EXERCISE AIM: Could you give the data below again, exactly and completely?

DATA LINES:
=======

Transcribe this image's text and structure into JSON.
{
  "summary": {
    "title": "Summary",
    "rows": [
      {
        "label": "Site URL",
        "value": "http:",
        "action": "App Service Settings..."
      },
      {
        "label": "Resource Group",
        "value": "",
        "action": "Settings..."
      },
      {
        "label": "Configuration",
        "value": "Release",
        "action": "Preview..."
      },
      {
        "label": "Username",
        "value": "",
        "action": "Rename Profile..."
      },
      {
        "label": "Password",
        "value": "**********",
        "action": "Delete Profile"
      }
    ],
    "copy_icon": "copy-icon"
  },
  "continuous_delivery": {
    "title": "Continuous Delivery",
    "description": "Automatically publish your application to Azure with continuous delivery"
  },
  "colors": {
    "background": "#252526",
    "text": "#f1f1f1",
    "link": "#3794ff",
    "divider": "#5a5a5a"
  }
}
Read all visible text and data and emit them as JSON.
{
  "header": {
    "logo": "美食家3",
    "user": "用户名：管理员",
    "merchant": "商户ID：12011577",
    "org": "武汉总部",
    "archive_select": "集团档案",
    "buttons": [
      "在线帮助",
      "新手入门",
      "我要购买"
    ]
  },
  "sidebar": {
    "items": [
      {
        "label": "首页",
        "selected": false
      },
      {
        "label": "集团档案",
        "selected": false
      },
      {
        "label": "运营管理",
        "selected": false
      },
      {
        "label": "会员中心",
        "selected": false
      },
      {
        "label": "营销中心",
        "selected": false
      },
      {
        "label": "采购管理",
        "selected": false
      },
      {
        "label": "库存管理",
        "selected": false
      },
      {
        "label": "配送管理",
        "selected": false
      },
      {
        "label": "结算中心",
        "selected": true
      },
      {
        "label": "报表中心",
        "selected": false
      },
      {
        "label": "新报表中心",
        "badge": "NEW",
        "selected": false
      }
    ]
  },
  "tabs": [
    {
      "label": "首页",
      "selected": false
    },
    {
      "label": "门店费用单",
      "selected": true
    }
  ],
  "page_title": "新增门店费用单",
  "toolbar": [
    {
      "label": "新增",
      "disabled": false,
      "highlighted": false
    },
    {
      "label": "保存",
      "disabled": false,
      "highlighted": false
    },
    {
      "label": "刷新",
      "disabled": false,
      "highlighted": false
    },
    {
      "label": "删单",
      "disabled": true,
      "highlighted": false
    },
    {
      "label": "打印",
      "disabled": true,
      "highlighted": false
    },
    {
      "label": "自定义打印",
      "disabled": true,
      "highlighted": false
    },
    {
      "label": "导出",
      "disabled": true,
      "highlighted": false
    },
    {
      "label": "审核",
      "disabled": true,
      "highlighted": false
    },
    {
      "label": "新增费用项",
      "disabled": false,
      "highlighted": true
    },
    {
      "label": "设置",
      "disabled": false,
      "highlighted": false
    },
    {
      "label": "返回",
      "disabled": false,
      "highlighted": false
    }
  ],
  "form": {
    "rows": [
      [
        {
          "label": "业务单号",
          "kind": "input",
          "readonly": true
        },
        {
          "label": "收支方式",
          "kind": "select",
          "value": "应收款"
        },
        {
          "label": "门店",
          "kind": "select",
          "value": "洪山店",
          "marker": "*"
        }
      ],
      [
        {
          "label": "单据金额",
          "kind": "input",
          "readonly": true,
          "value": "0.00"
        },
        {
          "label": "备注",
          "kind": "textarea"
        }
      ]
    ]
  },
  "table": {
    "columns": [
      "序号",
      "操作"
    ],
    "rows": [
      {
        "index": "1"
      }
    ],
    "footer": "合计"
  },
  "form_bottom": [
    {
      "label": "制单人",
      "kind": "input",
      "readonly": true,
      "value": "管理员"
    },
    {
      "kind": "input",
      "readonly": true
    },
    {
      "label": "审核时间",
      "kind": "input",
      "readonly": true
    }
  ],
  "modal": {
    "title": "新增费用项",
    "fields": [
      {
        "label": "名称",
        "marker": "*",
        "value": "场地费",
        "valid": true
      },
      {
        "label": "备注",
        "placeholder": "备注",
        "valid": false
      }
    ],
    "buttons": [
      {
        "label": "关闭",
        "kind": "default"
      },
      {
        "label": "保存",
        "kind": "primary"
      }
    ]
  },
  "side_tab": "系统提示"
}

=======

WRITTEN ANSWER:
Transcribe this image's text and structure into JSON.
{
  "summary": {
    "title": "Summary",
    "rows": [
      {
        "label": "Site URL",
        "value": "http:",
        "action": "App Service Settings..."
      },
      {
        "label": "Resource Group",
        "value": "",
        "action": "Settings..."
      },
      {
        "label": "Configuration",
        "value": "Release",
        "action": "Preview..."
      },
      {
        "label": "Username",
        "value": "",
        "action": "Rename Profile..."
      },
      {
        "label": "Password",
        "value": "**********",
        "action": "Delete Profile"
      }
    ],
    "copy_icon": "copy-icon"
  },
  "continuous_delivery": {
    "title": "Continuous Delivery",
    "description": "Automatically publish your application to Azure with continuous delivery"
  },
  "colors": {
    "background": "#252526",
    "text": "#f1f1f1",
    "link": "#3794ff",
    "divider": "#5a5a5a"
  }
}
Read all visible text and data and emit them as JSON.
{
  "header": {
    "logo": "美食家3",
    "user": "用户名：管理员",
    "merchant": "商户ID：12011577",
    "org": "武汉总部",
    "archive_select": "集团档案",
    "buttons": [
      "在线帮助",
      "新手入门",
      "我要购买"
    ]
  },
  "sidebar": {
    "items": [
      {
        "label": "首页",
        "selected": false
      },
      {
        "label": "集团档案",
        "selected": false
      },
      {
        "label": "运营管理",
        "selected": false
      },
      {
        "label": "会员中心",
        "selected": false
      },
      {
        "label": "营销中心",
        "selected": false
      },
      {
        "label": "采购管理",
        "selected": false
      },
      {
        "label": "库存管理",
        "selected": false
      },
      {
        "label": "配送管理",
        "selected": false
      },
      {
        "label": "结算中心",
        "selected": true
      },
      {
        "label": "报表中心",
        "selected": false
      },
      {
        "label": "新报表中心",
        "badge": "NEW",
        "selected": false
      }
    ]
  },
  "tabs": [
    {
      "label": "首页",
      "selected": false
    },
    {
      "label": "门店费用单",
      "selected": true
    }
  ],
  "page_title": "新增门店费用单",
  "toolbar": [
    {
      "label": "新增",
      "disabled": false,
      "highlighted": false
    },
    {
      "label": "保存",
      "disabled": false,
      "highlighted": false
    },
    {
      "label": "刷新",
      "disabled": false,
      "highlighted": false
    },
    {
      "label": "删单",
      "disabled": true,
      "highlighted": false
    },
    {
      "label": "打印",
      "disabled": true,
      "highlighted": false
    },
    {
      "label": "自定义打印",
      "disabled": true,
      "highlighted": false
    },
    {
      "label": "导出",
      "disabled": true,
      "highlighted": false
    },
    {
      "label": "审核",
      "disabled": true,
      "highlighted": false
    },
    {
      "label": "新增费用项",
      "disabled": false,
      "highlighted": true
    },
    {
      "label": "设置",
      "disabled": false,
      "highlighted": false
    },
    {
      "label": "返回",
      "disabled": false,
      "highlighted": false
    }
  ],
  "form": {
    "rows": [
      [
        {
          "label": "业务单号",
          "kind": "input",
          "readonly": true
        },
        {
          "label": "收支方式",
          "kind": "select",
          "value": "应收款"
        },
        {
          "label": "门店",
          "kind": "select",
          "value": "洪山店",
          "marker": "*"
        }
      ],
      [
        {
          "label": "单据金额",
          "kind": "input",
          "readonly": true,
          "value": "0.00"
        },
        {
          "label": "备注",
          "kind": "textarea"
        }
      ]
    ]
  },
  "table": {
    "columns": [
      "序号",
      "操作"
    ],
    "rows": [
      {
        "index": "1"
      }
    ],
    "footer": "合计"
  },
  "form_bottom": [
    {
      "label": "制单人",
      "kind": "input",
      "readonly": true,
      "value": "管理员"
    },
    {
      "kind": "input",
      "readonly": true
    },
    {
      "label": "审核时间",
      "kind": "input",
      "readonly": true
    }
  ],
  "modal": {
    "title": "新增费用项",
    "fields": [
      {
        "label": "名称",
        "marker": "*",
        "value": "场地费",
        "valid": true
      },
      {
        "label": "备注",
        "placeholder": "备注",
        "valid": false
      }
    ],
    "buttons": [
      {
        "label": "关闭",
        "kind": "default"
      },
      {
        "label": "保存",
        "kind": "primary"
      }
    ]
  },
  "side_tab": "系统提示"
}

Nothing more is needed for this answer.